● **INFORMATION GIVEN**:

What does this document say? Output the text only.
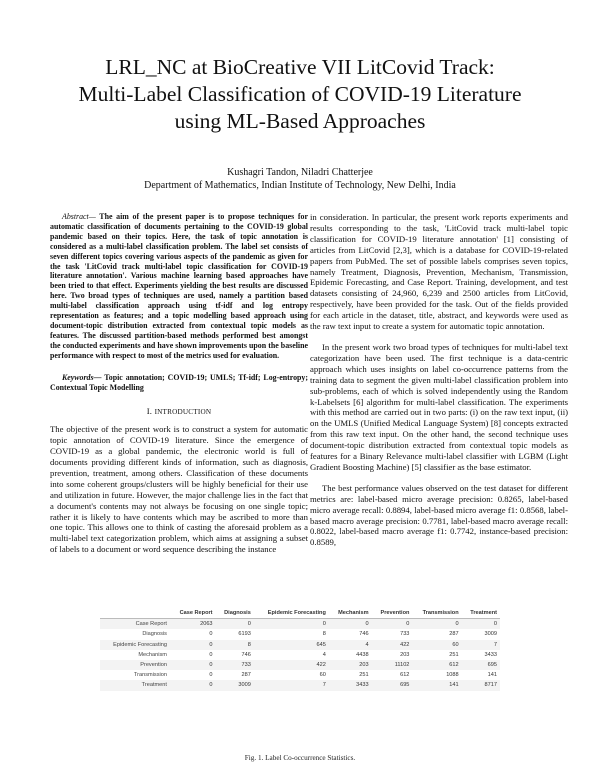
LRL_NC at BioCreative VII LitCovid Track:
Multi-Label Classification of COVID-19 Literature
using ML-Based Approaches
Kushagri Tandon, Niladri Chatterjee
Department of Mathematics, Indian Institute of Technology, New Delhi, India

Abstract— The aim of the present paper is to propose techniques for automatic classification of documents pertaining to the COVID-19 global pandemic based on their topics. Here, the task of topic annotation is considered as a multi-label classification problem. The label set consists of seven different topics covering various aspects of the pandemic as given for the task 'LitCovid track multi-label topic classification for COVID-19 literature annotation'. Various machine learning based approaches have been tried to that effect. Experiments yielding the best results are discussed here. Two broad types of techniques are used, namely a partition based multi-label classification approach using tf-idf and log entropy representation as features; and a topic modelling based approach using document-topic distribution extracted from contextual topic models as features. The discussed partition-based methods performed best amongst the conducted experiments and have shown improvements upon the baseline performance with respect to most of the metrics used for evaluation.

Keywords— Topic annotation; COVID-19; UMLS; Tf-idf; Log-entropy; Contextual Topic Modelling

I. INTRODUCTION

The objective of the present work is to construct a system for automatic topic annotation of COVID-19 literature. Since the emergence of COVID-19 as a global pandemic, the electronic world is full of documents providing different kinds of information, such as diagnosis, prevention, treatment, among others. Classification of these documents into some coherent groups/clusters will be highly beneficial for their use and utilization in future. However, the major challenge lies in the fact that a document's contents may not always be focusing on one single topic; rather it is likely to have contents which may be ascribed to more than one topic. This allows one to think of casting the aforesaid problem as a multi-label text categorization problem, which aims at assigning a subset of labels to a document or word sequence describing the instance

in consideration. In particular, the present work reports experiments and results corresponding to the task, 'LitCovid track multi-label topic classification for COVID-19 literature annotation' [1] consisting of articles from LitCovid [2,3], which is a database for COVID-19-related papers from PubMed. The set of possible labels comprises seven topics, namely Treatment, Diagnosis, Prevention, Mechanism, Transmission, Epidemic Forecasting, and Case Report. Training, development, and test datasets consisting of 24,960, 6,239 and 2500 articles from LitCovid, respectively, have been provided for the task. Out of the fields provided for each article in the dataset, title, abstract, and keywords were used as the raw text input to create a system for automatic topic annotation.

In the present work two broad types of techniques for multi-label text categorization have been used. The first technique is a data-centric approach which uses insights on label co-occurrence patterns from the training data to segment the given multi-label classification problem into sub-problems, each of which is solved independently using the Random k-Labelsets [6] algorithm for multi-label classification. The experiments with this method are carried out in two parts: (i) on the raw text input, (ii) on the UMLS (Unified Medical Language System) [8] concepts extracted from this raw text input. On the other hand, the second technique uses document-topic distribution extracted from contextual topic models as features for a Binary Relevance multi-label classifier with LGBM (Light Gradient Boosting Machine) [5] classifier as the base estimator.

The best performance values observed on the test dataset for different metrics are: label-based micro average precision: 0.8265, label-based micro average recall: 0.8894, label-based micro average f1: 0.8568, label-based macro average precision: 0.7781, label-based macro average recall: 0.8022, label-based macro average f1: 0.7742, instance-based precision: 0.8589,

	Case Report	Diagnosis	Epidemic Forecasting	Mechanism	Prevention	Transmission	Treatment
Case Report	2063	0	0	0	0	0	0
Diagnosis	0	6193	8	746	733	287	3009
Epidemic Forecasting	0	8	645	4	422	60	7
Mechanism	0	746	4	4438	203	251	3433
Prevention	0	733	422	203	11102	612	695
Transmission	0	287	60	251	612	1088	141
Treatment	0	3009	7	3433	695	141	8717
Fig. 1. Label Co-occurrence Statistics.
---
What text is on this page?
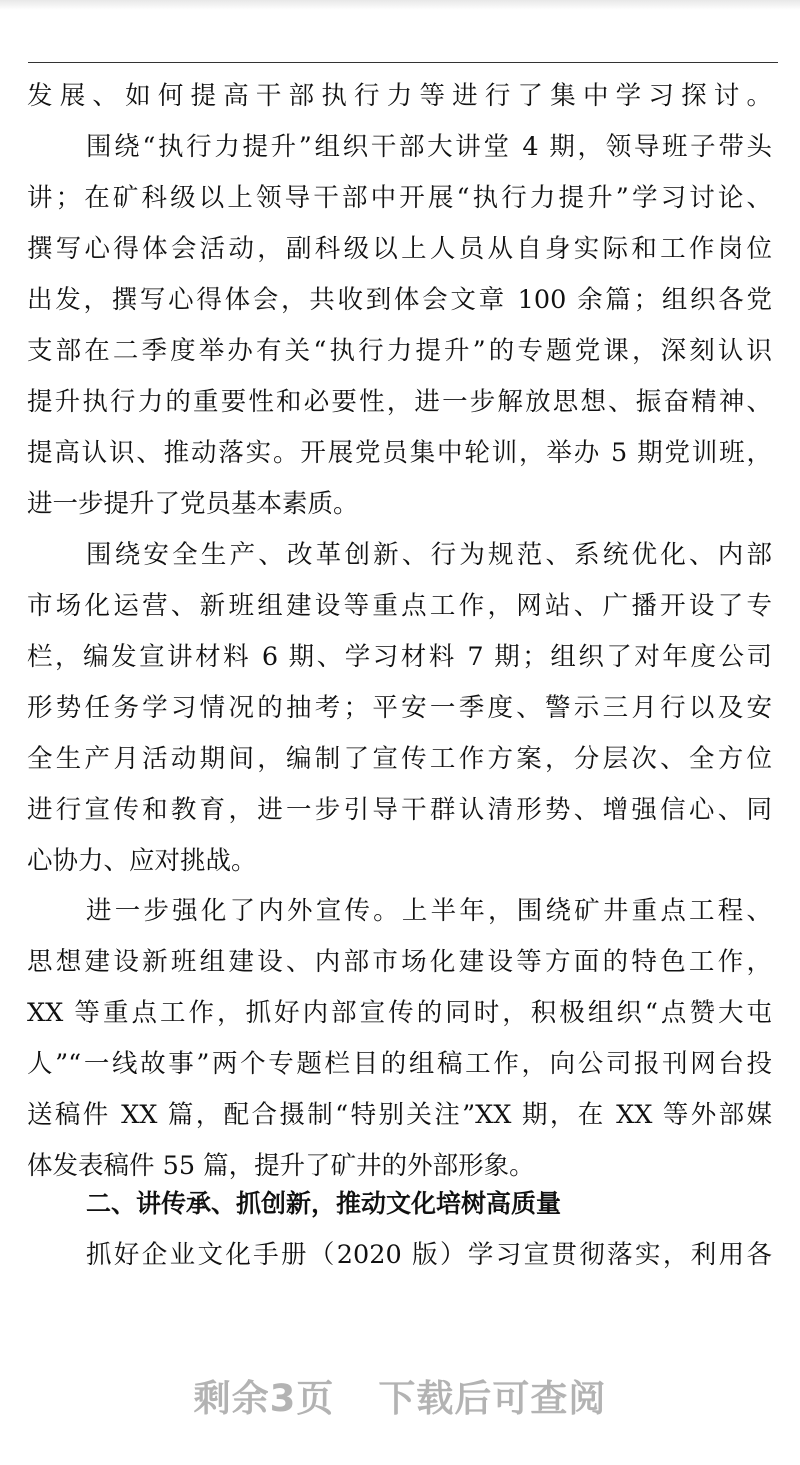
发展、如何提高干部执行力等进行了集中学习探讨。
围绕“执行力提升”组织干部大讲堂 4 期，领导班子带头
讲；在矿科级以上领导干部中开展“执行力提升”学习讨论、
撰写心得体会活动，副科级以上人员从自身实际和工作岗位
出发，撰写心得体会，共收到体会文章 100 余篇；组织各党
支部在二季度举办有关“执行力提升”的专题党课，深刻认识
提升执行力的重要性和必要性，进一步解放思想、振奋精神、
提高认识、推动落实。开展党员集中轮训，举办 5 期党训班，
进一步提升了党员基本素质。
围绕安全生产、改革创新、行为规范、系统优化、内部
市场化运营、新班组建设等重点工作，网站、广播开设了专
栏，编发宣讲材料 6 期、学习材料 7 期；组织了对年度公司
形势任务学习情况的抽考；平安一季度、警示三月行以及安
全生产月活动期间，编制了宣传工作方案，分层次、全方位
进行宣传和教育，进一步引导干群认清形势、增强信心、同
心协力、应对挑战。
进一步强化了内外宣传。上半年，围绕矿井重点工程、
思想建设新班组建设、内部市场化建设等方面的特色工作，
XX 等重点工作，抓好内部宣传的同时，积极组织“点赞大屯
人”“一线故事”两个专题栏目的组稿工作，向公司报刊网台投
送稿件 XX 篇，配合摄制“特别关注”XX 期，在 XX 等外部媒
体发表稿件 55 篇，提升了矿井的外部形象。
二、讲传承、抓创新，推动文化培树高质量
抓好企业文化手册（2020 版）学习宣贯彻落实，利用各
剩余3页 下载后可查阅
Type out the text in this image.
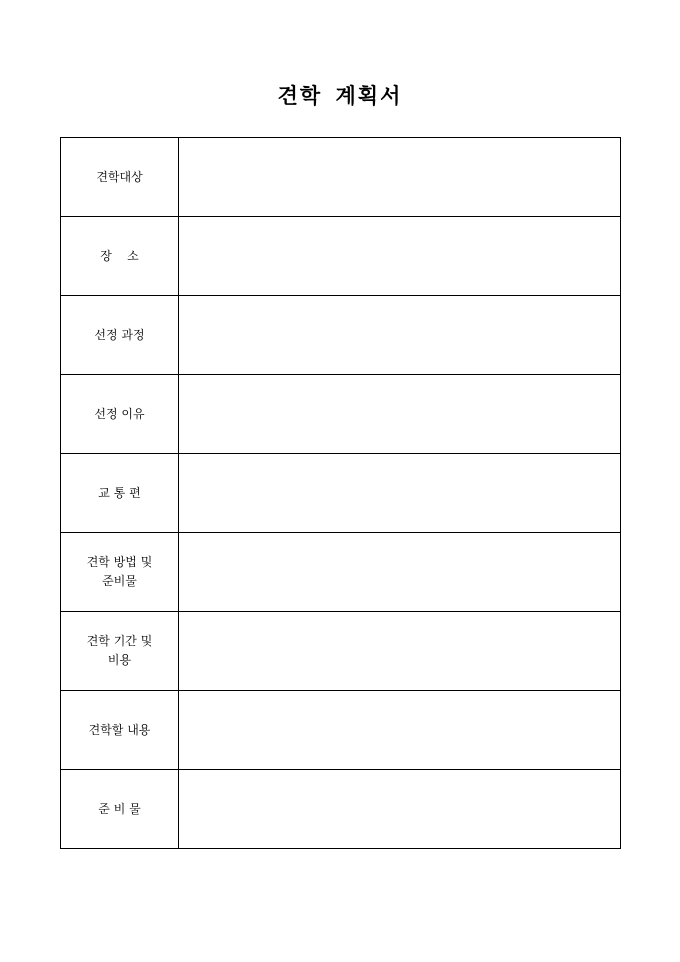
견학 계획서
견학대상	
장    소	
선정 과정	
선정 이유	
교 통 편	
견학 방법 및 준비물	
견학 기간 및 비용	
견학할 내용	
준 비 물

● **THE REQUEST**:
Filter lines by "Case" and return each hit.

● **ANSWER TO THE EXERCISE**:
in consideration. In particular, the present work reports experiments and results corresponding to the task, 'LitCovid track multi-label topic classification for COVID-19 literature annotation' [1] consisting of articles from LitCovid [2,3], which is a database for COVID-19-related papers from PubMed. The set of possible labels comprises seven topics, namely Treatment, Diagnosis, Prevention, Mechanism, Transmission, Epidemic Forecasting, and Case Report. Training, development, and test datasets consisting of 24,960, 6,239 and 2500 articles from LitCovid, respectively, have been provided for the task. Out of the fields provided for each article in the dataset, title, abstract, and keywords were used as the raw text input to create a system for automatic topic annotation.
	Case Report	Diagnosis	Epidemic Forecasting	Mechanism	Prevention	Transmission	Treatment
Case Report	2063	0	0	0	0	0	0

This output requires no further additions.